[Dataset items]

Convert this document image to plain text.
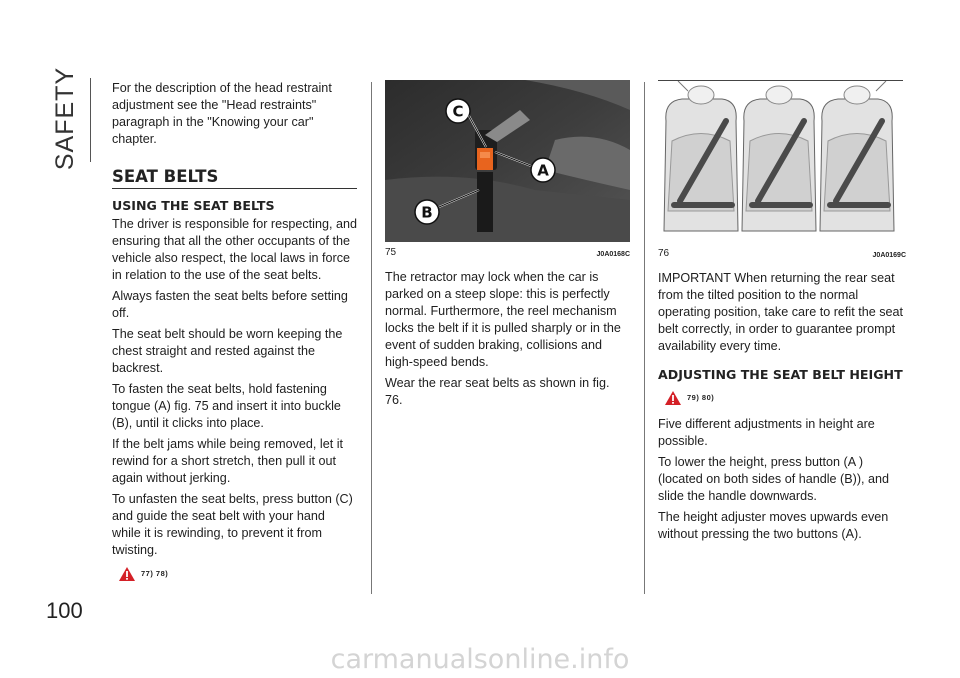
SAFETY
100

For the description of the head restraint adjustment see the "Head restraints" paragraph in the "Knowing your car" chapter.

SEAT BELTS
USING THE SEAT BELTS

The driver is responsible for respecting, and ensuring that all the other occupants of the vehicle also respect, the local laws in force in relation to the use of the seat belts.

Always fasten the seat belts before setting off.

The seat belt should be worn keeping the chest straight and rested against the backrest.

To fasten the seat belts, hold fastening tongue (A) fig. 75 and insert it into buckle (B), until it clicks into place.

If the belt jams while being removed, let it rewind for a short stretch, then pull it out again without jerking.

To unfasten the seat belts, press button (C) and guide the seat belt with your hand while it is rewinding, to prevent it from twisting.

77) 78)
C
A
B
75	J0A0168C

The retractor may lock when the car is parked on a steep slope: this is perfectly normal. Furthermore, the reel mechanism locks the belt if it is pulled sharply or in the event of sudden braking, collisions and high-speed bends.

Wear the rear seat belts as shown in fig. 76.

76	J0A0169C

IMPORTANT When returning the rear seat from the tilted position to the normal operating position, take care to refit the seat belt correctly, in order to guarantee prompt availability every time.

ADJUSTING THE SEAT BELT HEIGHT
79) 80)

Five different adjustments in height are possible.

To lower the height, press button (A ) (located on both sides of handle (B)), and slide the handle downwards.

The height adjuster moves upwards even without pressing the two buttons (A).

carmanualsonline.info
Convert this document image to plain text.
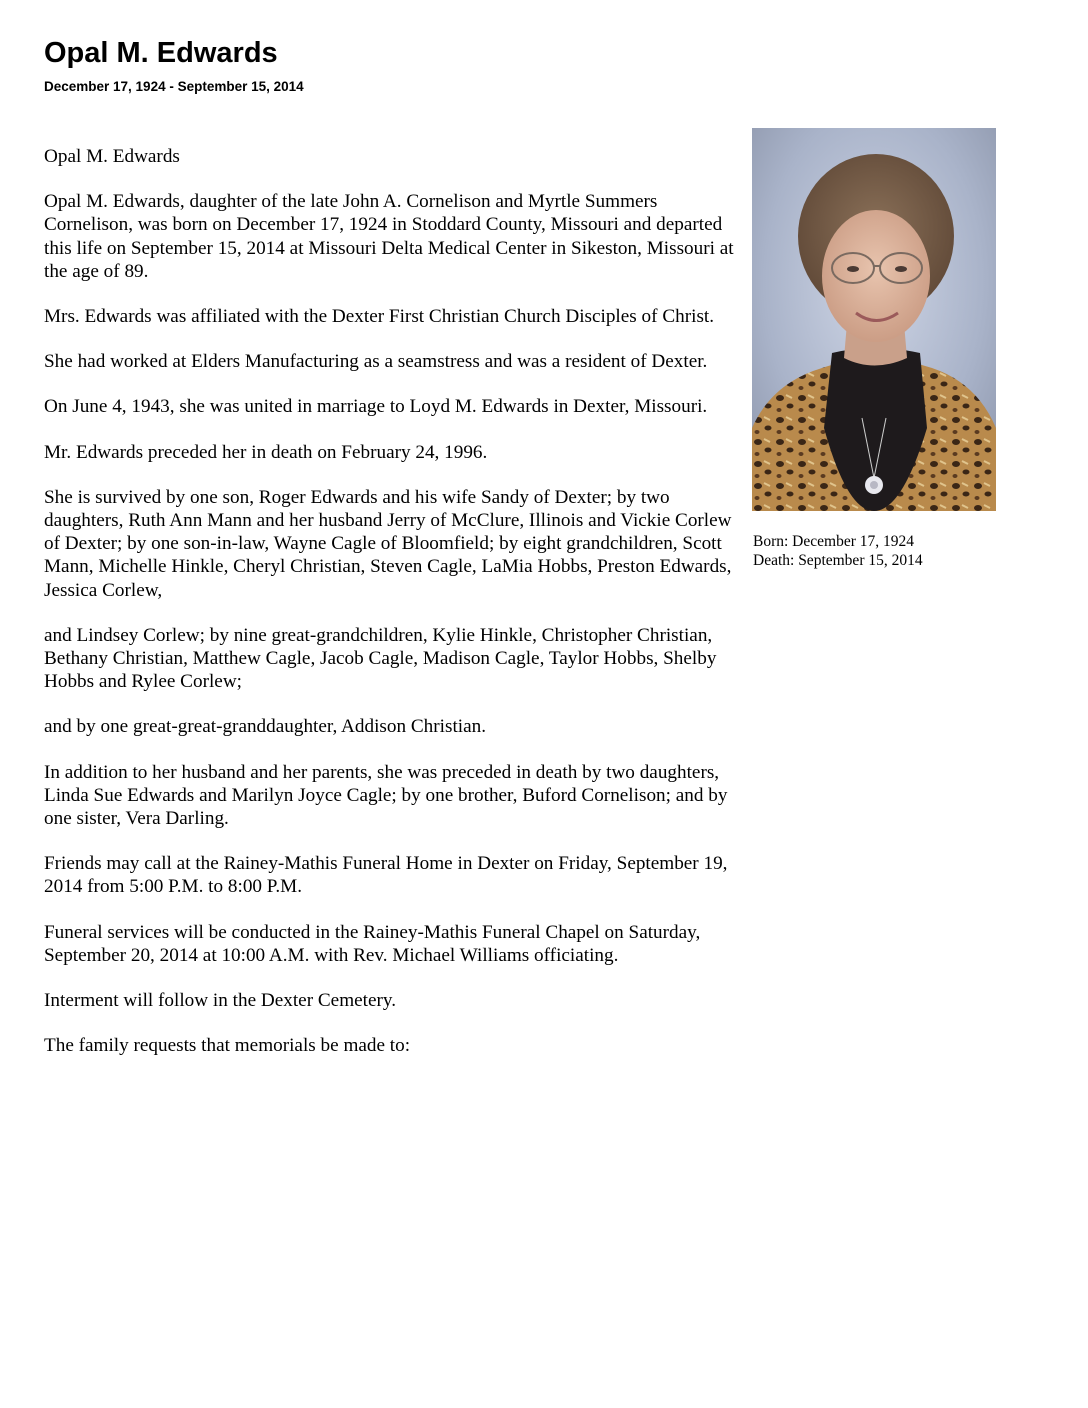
Opal M. Edwards
December 17, 1924 - September 15, 2014

Opal M. Edwards

Opal M. Edwards, daughter of the late John A. Cornelison and Myrtle Summers Cornelison, was born on December 17, 1924 in Stoddard County, Missouri and departed this life on September 15, 2014 at Missouri Delta Medical Center in Sikeston, Missouri at the age of 89.

Mrs. Edwards was affiliated with the Dexter First Christian Church Disciples of Christ.

She had worked at Elders Manufacturing as a seamstress and was a resident of Dexter.

On June 4, 1943, she was united in marriage to Loyd M. Edwards in Dexter, Missouri.

Mr. Edwards preceded her in death on February 24, 1996.

She is survived by one son, Roger Edwards and his wife Sandy of Dexter; by two daughters, Ruth Ann Mann and her husband Jerry of McClure, Illinois and Vickie Corlew of Dexter; by one son-in-law, Wayne Cagle of Bloomfield; by eight grandchildren, Scott Mann, Michelle Hinkle, Cheryl Christian, Steven Cagle, LaMia Hobbs, Preston Edwards, Jessica Corlew,

and Lindsey Corlew; by nine great-grandchildren, Kylie Hinkle, Christopher Christian, Bethany Christian, Matthew Cagle, Jacob Cagle, Madison Cagle, Taylor Hobbs, Shelby Hobbs and Rylee Corlew;

and by one great-great-granddaughter, Addison Christian.

In addition to her husband and her parents, she was preceded in death by two daughters, Linda Sue Edwards and Marilyn Joyce Cagle; by one brother, Buford Cornelison; and by one sister, Vera Darling.

Friends may call at the Rainey-Mathis Funeral Home in Dexter on Friday, September 19, 2014 from 5:00 P.M. to 8:00 P.M.

Funeral services will be conducted in the Rainey-Mathis Funeral Chapel on Saturday, September 20, 2014 at 10:00 A.M. with Rev. Michael Williams officiating.

Interment will follow in the Dexter Cemetery.

The family requests that memorials be made to:

Born: December 17, 1924
Death: September 15, 2014
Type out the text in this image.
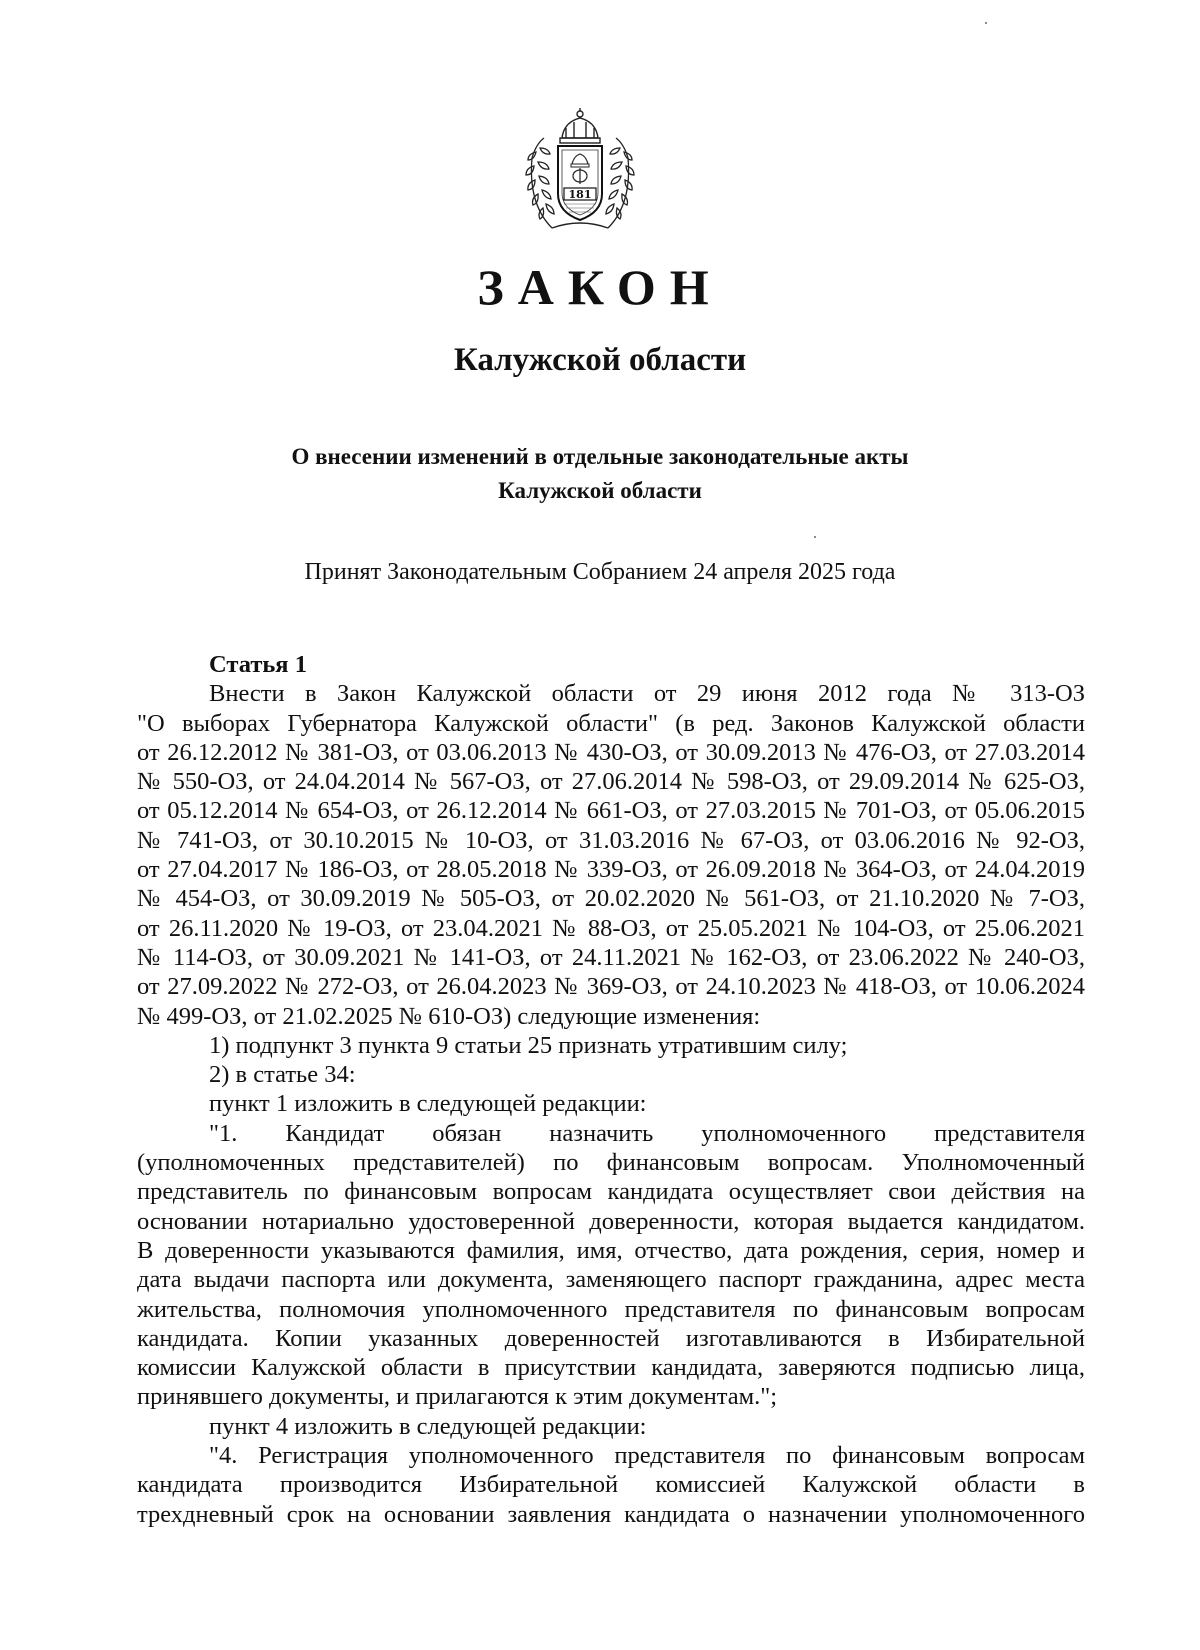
181
ЗАКОН
Калужской области
О внесении изменений в отдельные законодательные акты
Калужской области
Принят Законодательным Собранием 24 апреля 2025 года
Статья 1
Внести в Закон Калужской области от 29 июня 2012 года № 313-ОЗ
"О выборах Губернатора Калужской области" (в ред. Законов Калужской области
от 26.12.2012 № 381-ОЗ, от 03.06.2013 № 430-ОЗ, от 30.09.2013 № 476-ОЗ, от 27.03.2014
№ 550-ОЗ, от 24.04.2014 № 567-ОЗ, от 27.06.2014 № 598-ОЗ, от 29.09.2014 № 625-ОЗ,
от 05.12.2014 № 654-ОЗ, от 26.12.2014 № 661-ОЗ, от 27.03.2015 № 701-ОЗ, от 05.06.2015
№ 741-ОЗ, от 30.10.2015 № 10-ОЗ, от 31.03.2016 № 67-ОЗ, от 03.06.2016 № 92-ОЗ,
от 27.04.2017 № 186-ОЗ, от 28.05.2018 № 339-ОЗ, от 26.09.2018 № 364-ОЗ, от 24.04.2019
№ 454-ОЗ, от 30.09.2019 № 505-ОЗ, от 20.02.2020 № 561-ОЗ, от 21.10.2020 № 7-ОЗ,
от 26.11.2020 № 19-ОЗ, от 23.04.2021 № 88-ОЗ, от 25.05.2021 № 104-ОЗ, от 25.06.2021
№ 114-ОЗ, от 30.09.2021 № 141-ОЗ, от 24.11.2021 № 162-ОЗ, от 23.06.2022 № 240-ОЗ,
от 27.09.2022 № 272-ОЗ, от 26.04.2023 № 369-ОЗ, от 24.10.2023 № 418-ОЗ, от 10.06.2024
№ 499-ОЗ, от 21.02.2025 № 610-ОЗ) следующие изменения:
1) подпункт 3 пункта 9 статьи 25 признать утратившим силу;
2) в статье 34:
пункт 1 изложить в следующей редакции:
"1. Кандидат обязан назначить уполномоченного представителя
(уполномоченных представителей) по финансовым вопросам. Уполномоченный
представитель по финансовым вопросам кандидата осуществляет свои действия на
основании нотариально удостоверенной доверенности, которая выдается кандидатом.
В доверенности указываются фамилия, имя, отчество, дата рождения, серия, номер и
дата выдачи паспорта или документа, заменяющего паспорт гражданина, адрес места
жительства, полномочия уполномоченного представителя по финансовым вопросам
кандидата. Копии указанных доверенностей изготавливаются в Избирательной
комиссии Калужской области в присутствии кандидата, заверяются подписью лица,
принявшего документы, и прилагаются к этим документам.";
пункт 4 изложить в следующей редакции:
"4. Регистрация уполномоченного представителя по финансовым вопросам
кандидата производится Избирательной комиссией Калужской области в
трехдневный срок на основании заявления кандидата о назначении уполномоченного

**Task requirements**
Each line in the data that holds the string "Missouri" should be found and copied.

**Solution for this exercise**
Opal M. Edwards, daughter of the late John A. Cornelison and Myrtle Summers Cornelison, was born on December 17, 1924 in Stoddard County, Missouri and departed this life on September 15, 2014 at Missouri Delta Medical Center in Sikeston, Missouri at the age of 89.
On June 4, 1943, she was united in marriage to Loyd M. Edwards in Dexter, Missouri.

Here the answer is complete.